:: Dataset rows ::
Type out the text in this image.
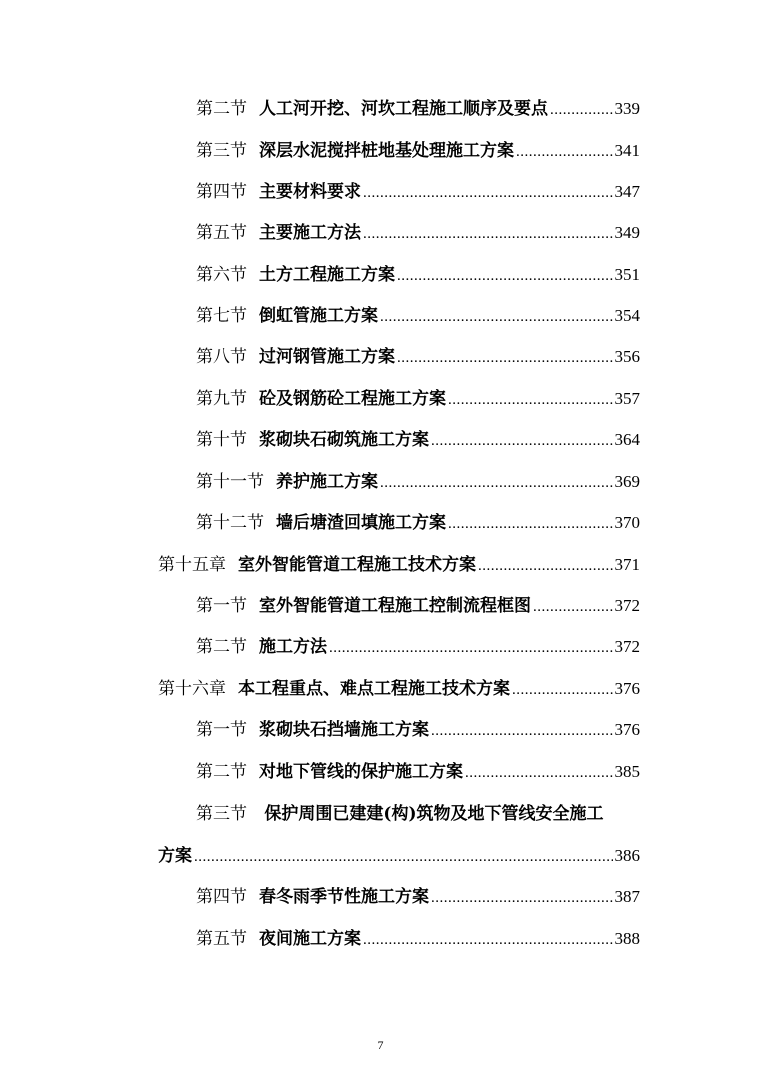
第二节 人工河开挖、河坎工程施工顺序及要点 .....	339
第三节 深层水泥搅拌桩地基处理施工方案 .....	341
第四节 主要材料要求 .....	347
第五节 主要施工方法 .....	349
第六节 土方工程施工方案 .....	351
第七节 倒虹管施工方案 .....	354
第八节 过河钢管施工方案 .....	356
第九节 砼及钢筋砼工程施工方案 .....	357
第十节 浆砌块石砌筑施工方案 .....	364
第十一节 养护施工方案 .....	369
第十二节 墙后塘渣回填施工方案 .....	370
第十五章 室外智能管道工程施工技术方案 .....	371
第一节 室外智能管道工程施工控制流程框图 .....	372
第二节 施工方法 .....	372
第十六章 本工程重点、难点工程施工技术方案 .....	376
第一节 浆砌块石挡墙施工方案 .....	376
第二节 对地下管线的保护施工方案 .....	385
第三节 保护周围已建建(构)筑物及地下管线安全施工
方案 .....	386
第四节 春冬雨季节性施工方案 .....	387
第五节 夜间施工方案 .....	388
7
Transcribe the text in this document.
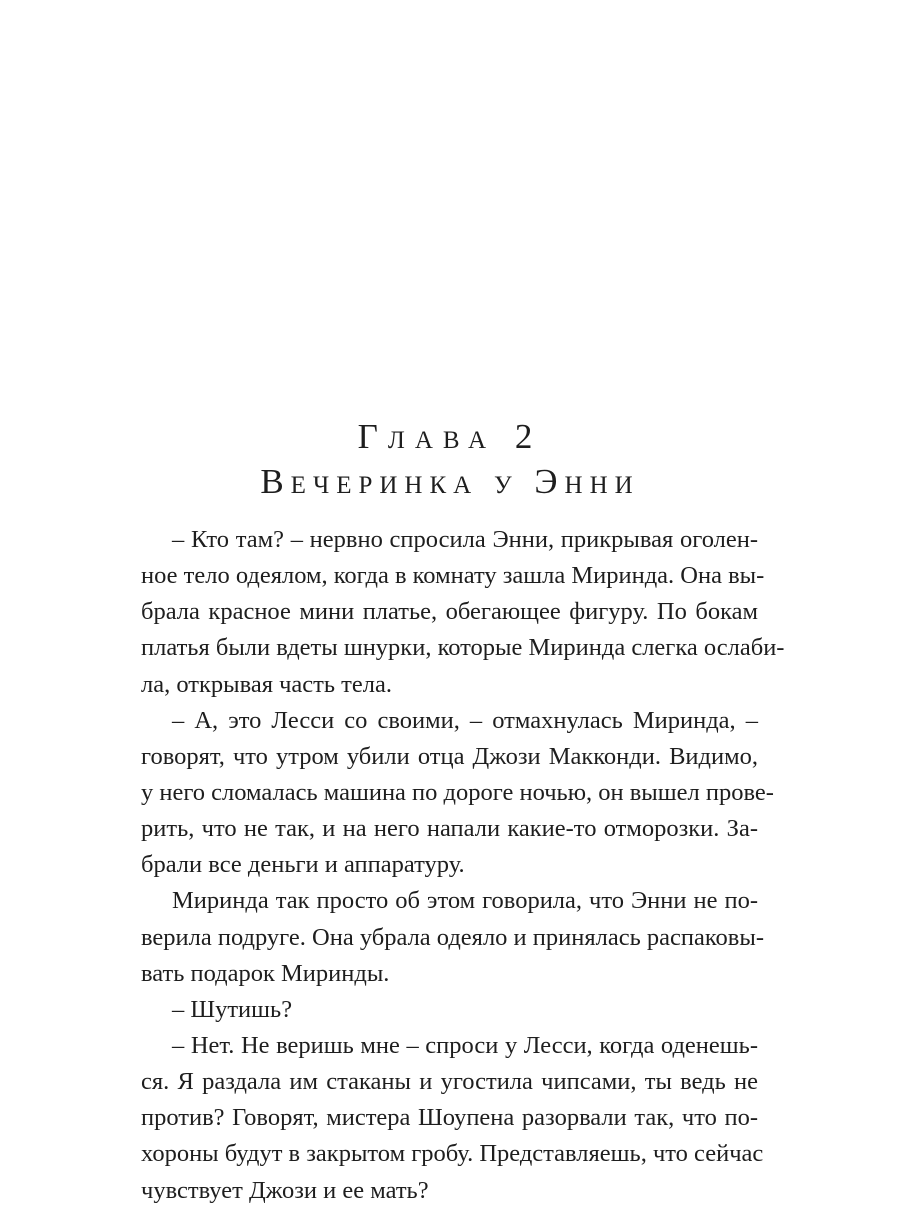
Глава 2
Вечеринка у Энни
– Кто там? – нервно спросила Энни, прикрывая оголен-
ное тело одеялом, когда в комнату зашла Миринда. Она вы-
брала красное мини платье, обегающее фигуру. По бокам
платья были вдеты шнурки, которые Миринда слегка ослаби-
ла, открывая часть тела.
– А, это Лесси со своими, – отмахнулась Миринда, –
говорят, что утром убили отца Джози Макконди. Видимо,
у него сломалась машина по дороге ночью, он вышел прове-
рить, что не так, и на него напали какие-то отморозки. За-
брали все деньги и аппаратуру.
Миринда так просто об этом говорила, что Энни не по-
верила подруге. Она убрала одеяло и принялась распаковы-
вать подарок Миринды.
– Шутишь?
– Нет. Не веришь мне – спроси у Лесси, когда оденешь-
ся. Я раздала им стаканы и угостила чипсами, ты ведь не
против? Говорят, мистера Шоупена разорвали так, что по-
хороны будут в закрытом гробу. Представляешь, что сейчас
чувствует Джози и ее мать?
:::
• Written request:
All of the entries above should be copied exactly, except for the pictures.

• Answer:
Type out the text in this image.
第二节 人工河开挖、河坎工程施工顺序及要点 .....	339
第三节 深层水泥搅拌桩地基处理施工方案 .....	341
第四节 主要材料要求 .....	347
第五节 主要施工方法 .....	349
第六节 土方工程施工方案 .....	351
第七节 倒虹管施工方案 .....	354
第八节 过河钢管施工方案 .....	356
第九节 砼及钢筋砼工程施工方案 .....	357
第十节 浆砌块石砌筑施工方案 .....	364
第十一节 养护施工方案 .....	369
第十二节 墙后塘渣回填施工方案 .....	370
第十五章 室外智能管道工程施工技术方案 .....	371
第一节 室外智能管道工程施工控制流程框图 .....	372
第二节 施工方法 .....	372
第十六章 本工程重点、难点工程施工技术方案 .....	376
第一节 浆砌块石挡墙施工方案 .....	376
第二节 对地下管线的保护施工方案 .....	385
第三节 保护周围已建建(构)筑物及地下管线安全施工
方案 .....	386
第四节 春冬雨季节性施工方案 .....	387
第五节 夜间施工方案 .....	388
7
Transcribe the text in this document.
Глава 2
Вечеринка у Энни
– Кто там? – нервно спросила Энни, прикрывая оголен-
ное тело одеялом, когда в комнату зашла Миринда. Она вы-
брала красное мини платье, обегающее фигуру. По бокам
платья были вдеты шнурки, которые Миринда слегка ослаби-
ла, открывая часть тела.
– А, это Лесси со своими, – отмахнулась Миринда, –
говорят, что утром убили отца Джози Макконди. Видимо,
у него сломалась машина по дороге ночью, он вышел прове-
рить, что не так, и на него напали какие-то отморозки. За-
брали все деньги и аппаратуру.
Миринда так просто об этом говорила, что Энни не по-
верила подруге. Она убрала одеяло и принялась распаковы-
вать подарок Миринды.
– Шутишь?
– Нет. Не веришь мне – спроси у Лесси, когда оденешь-
ся. Я раздала им стаканы и угостила чипсами, ты ведь не
против? Говорят, мистера Шоупена разорвали так, что по-
хороны будут в закрытом гробу. Представляешь, что сейчас
чувствует Джози и ее мать?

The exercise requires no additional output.